───── TEXT SECTION ─────
Hindrances to the Heightened Mind
June 06, 2020

We sometimes think of the middle way as halfway between sensual pleasure and self-torture, but that’s not quite right. It’s halfway between two forms of devotion: devotion to sensual pleasure and devotion to self-torture. And the middle way is not devotion to a middling pleasure, a middling pain. It’s devotion to the heightened mind—in other words, to the practice of concentration. As the Buddha said, noble right concentration is the heart of the path, and all the other factors are its requisites or its aids. So as we sit here meditating, trying to get the mind into right concentration, we’re focusing right at the heart.

The problem is, there are large parts of the mind that want to do something else. We’ve got to clear them away. In Pali, they’re called nīvaraṇa, or hindrances, and the standard list is of five. The Buddha describes how you get past them before the mind can settle down, but he doesn’t talk about them just in the context of meditation. He says you have to deal with the hindrances in connection with the practice of sense restraint. In other words, as you go through the day, you have to watch over your thoughts. If you’ve been thinking about particular topics, or allowing the mind to indulge in certain ways of thinking, it’s going to be hard for it to settle down and abandon them when you sit down with your eyes closed. In fact, when your eyes are closed and there’s nothing much else to distract your attention, they’ll come on in full force.

So your first lesson in dealing with the hindrances is: Don’t wait until you’re sitting here with your eyes closed. As you go through the day, watch over how you look at things, how you listen to things, how you taste things, how you think about things, and try to bring the mind under control. One way is simply changing the topic, changing the focus. If you see that looking at a certain thing gives rise to lust or gives rise to anger, ask yourself: Do you really have to look at it? In a lot of cases, no, you went looking for it: something to aggravate the desire for anger, the desire for lust.

That’s an important principle to understand about the hindrances: Often you go looking for them. It’s not that you’re sitting here, perfectly calm, and then something comes in to incite lust or incite anger. You’re out there looking. In the terms of the forest tradition, there’s a current of the mind that’s ready to go out and engage in things in this way.
─────
→ **EXERCISE REQUIREMENTS**:
(a) In the talk on hindrances, what is the Pali word for the hindrances?
(b) Return the passage of the talk on hindrances from "So your first" up to and including "desire for lust.".
(c) Which ways of engaging with things does the talk on hindrances say to watch over as you go through the day?
───── GIVEN RECORDS ─────
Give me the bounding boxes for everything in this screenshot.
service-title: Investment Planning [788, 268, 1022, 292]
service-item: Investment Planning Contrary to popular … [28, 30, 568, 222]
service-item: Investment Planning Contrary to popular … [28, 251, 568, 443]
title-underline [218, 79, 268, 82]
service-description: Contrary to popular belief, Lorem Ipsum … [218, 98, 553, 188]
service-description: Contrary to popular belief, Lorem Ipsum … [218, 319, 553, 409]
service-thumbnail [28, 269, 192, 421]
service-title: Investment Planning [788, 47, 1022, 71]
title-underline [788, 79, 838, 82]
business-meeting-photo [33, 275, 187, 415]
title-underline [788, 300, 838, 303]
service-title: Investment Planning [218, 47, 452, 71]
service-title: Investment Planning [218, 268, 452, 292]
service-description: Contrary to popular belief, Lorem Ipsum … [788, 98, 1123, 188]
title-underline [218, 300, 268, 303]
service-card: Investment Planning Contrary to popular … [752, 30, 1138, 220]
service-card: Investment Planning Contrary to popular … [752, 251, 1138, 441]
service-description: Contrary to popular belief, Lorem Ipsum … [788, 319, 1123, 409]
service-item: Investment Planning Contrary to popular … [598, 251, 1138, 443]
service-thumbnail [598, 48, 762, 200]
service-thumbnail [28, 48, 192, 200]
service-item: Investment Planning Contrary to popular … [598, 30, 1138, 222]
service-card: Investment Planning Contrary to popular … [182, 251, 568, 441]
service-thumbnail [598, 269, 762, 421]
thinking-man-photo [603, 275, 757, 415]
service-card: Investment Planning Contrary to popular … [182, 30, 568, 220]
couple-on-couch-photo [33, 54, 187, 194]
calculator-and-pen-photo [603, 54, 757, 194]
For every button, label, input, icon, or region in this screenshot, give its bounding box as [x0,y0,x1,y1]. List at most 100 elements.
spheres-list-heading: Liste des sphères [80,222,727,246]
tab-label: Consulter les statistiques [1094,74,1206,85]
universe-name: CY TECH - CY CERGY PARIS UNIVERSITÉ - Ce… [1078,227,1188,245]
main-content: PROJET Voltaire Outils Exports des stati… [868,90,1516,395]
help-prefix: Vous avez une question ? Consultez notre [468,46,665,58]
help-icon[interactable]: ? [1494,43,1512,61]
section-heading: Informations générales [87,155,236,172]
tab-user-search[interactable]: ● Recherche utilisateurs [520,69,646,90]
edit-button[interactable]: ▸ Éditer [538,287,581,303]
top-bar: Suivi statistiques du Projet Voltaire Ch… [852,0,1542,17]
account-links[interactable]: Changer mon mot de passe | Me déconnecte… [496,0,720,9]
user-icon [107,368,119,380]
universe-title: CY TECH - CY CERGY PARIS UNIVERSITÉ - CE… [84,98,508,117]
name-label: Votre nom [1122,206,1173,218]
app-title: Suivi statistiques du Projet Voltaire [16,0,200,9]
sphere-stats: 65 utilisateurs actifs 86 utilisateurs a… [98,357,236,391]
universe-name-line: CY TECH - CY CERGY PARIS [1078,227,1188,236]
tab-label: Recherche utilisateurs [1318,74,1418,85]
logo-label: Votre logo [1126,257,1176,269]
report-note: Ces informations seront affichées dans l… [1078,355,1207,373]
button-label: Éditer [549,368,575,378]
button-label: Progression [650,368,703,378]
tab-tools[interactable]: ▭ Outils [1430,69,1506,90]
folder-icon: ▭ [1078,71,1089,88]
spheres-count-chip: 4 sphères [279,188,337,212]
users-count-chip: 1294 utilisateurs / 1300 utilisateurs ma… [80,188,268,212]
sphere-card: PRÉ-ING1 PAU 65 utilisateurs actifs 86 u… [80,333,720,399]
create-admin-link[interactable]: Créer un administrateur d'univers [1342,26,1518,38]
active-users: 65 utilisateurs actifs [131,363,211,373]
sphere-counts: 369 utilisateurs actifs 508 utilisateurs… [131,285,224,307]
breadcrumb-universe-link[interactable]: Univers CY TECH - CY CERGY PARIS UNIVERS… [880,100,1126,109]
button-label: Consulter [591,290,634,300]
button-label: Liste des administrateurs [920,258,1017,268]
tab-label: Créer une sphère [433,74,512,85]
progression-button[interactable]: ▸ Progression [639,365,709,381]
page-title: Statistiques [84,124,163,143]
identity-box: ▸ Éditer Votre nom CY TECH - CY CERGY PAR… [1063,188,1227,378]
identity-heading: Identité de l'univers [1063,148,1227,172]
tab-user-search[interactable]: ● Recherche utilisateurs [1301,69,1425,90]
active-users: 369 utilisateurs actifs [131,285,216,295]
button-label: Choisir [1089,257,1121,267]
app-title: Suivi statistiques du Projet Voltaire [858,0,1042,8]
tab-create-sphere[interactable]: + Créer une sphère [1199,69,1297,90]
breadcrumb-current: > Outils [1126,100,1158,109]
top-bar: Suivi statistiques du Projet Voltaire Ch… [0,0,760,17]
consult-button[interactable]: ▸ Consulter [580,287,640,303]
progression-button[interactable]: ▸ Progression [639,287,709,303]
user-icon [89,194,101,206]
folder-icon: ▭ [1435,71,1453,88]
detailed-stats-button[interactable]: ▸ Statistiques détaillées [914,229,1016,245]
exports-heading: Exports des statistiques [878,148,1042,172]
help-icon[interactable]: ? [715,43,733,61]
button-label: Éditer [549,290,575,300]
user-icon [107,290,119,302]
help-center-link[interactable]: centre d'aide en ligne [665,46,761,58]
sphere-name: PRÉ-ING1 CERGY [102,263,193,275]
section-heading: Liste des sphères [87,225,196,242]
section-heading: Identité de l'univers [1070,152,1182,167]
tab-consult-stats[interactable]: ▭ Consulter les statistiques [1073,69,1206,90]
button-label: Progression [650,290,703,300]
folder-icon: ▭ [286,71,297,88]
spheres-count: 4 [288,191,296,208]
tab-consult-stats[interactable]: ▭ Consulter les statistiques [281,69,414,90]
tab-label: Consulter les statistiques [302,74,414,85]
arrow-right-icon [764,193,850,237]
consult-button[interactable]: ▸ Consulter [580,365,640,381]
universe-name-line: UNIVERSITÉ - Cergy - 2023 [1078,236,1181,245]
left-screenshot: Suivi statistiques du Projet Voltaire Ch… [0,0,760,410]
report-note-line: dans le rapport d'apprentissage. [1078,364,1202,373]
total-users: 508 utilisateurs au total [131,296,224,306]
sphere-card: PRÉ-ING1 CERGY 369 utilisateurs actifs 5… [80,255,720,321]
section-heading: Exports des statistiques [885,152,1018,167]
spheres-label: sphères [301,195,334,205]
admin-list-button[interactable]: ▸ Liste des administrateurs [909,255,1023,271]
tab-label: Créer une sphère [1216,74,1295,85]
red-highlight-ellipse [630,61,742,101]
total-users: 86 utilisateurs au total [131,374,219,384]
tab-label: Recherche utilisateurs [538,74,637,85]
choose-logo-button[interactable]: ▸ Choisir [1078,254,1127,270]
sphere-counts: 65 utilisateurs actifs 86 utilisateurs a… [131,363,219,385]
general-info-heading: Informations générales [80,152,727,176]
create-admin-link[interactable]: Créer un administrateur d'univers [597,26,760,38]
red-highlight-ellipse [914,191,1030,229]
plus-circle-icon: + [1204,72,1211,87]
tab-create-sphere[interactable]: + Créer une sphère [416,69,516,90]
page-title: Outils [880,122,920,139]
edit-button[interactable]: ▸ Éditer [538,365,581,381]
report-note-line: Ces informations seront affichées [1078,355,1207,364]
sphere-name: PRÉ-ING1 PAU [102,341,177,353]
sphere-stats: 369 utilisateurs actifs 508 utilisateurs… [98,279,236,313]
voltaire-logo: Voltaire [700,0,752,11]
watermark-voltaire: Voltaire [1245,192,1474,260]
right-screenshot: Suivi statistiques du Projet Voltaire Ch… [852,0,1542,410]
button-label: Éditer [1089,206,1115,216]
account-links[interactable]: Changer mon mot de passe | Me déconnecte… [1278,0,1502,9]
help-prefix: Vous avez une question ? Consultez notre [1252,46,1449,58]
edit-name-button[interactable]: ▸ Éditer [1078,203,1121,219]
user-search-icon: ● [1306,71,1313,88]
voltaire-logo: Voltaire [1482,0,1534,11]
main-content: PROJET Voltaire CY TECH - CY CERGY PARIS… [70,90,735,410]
─────
→ **THE RESPONSES**:
(a) Nīvaraṇa.

(b)
So your first lesson in dealing with the hindrances is: Don’t wait until you’re sitting here with your eyes closed. As you go through the day, watch over how you look at things, how you listen to things, how you taste things, how you think about things, and try to bring the mind under control. One way is simply changing the topic, changing the focus. If you see that looking at a certain thing gives rise to lust or gives rise to anger, ask yourself: Do you really have to look at it? In a lot of cases, no, you went looking for it: something to aggravate the desire for anger, the desire for lust.

(c) How you look at things, how you listen to things, how you taste things, and how you think about things.